Given instruction
Please work out how many lines in the material contain "перечень" and give only that figure.
___ Data for the task ___
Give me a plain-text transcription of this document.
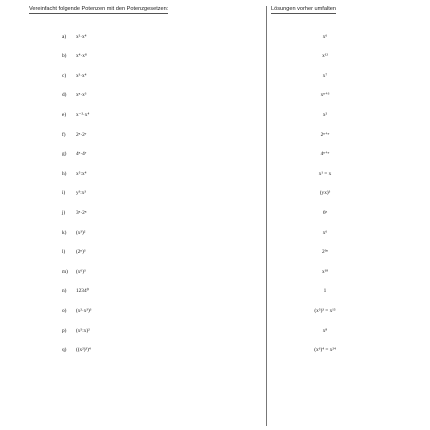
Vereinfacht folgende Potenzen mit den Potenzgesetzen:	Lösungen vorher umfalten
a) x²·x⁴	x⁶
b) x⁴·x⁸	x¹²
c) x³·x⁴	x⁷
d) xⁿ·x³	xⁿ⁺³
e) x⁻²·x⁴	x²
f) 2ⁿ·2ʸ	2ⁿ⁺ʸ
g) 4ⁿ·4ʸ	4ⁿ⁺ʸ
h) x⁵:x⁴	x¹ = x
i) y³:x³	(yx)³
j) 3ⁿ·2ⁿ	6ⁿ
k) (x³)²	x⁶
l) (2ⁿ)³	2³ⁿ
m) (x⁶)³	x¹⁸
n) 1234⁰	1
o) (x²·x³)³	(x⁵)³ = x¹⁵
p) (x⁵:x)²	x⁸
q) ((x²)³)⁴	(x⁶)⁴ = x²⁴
___
___ Data for the task ___
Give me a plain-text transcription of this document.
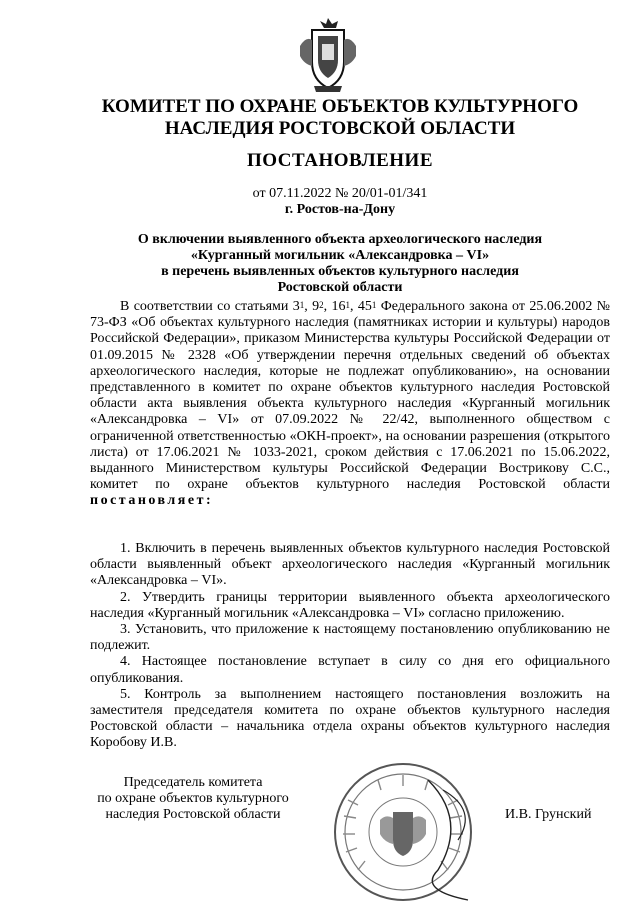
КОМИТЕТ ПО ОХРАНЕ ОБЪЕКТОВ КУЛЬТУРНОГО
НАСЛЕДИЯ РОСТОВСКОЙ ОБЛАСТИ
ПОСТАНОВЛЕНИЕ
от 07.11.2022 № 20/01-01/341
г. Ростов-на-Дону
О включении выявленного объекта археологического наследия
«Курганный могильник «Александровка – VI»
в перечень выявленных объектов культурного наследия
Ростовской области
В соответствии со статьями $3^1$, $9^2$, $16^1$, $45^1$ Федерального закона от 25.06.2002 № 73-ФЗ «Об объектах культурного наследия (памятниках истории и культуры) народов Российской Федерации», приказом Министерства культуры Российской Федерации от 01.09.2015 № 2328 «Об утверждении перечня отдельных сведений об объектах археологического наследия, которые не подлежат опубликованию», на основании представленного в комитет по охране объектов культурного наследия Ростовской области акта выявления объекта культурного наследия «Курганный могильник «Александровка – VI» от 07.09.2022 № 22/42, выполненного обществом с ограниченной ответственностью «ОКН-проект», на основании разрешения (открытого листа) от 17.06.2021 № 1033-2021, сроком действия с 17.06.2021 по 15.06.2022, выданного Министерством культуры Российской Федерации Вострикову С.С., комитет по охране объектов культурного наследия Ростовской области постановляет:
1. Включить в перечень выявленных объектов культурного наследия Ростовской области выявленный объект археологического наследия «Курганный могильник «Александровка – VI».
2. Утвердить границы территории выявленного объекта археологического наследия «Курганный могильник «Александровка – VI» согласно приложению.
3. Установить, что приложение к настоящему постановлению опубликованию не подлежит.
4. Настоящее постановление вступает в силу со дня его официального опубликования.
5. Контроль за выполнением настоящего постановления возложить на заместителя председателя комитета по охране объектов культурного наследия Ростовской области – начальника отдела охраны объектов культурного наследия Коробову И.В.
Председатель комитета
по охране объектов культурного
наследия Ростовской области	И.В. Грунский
___
Response to this exercise
2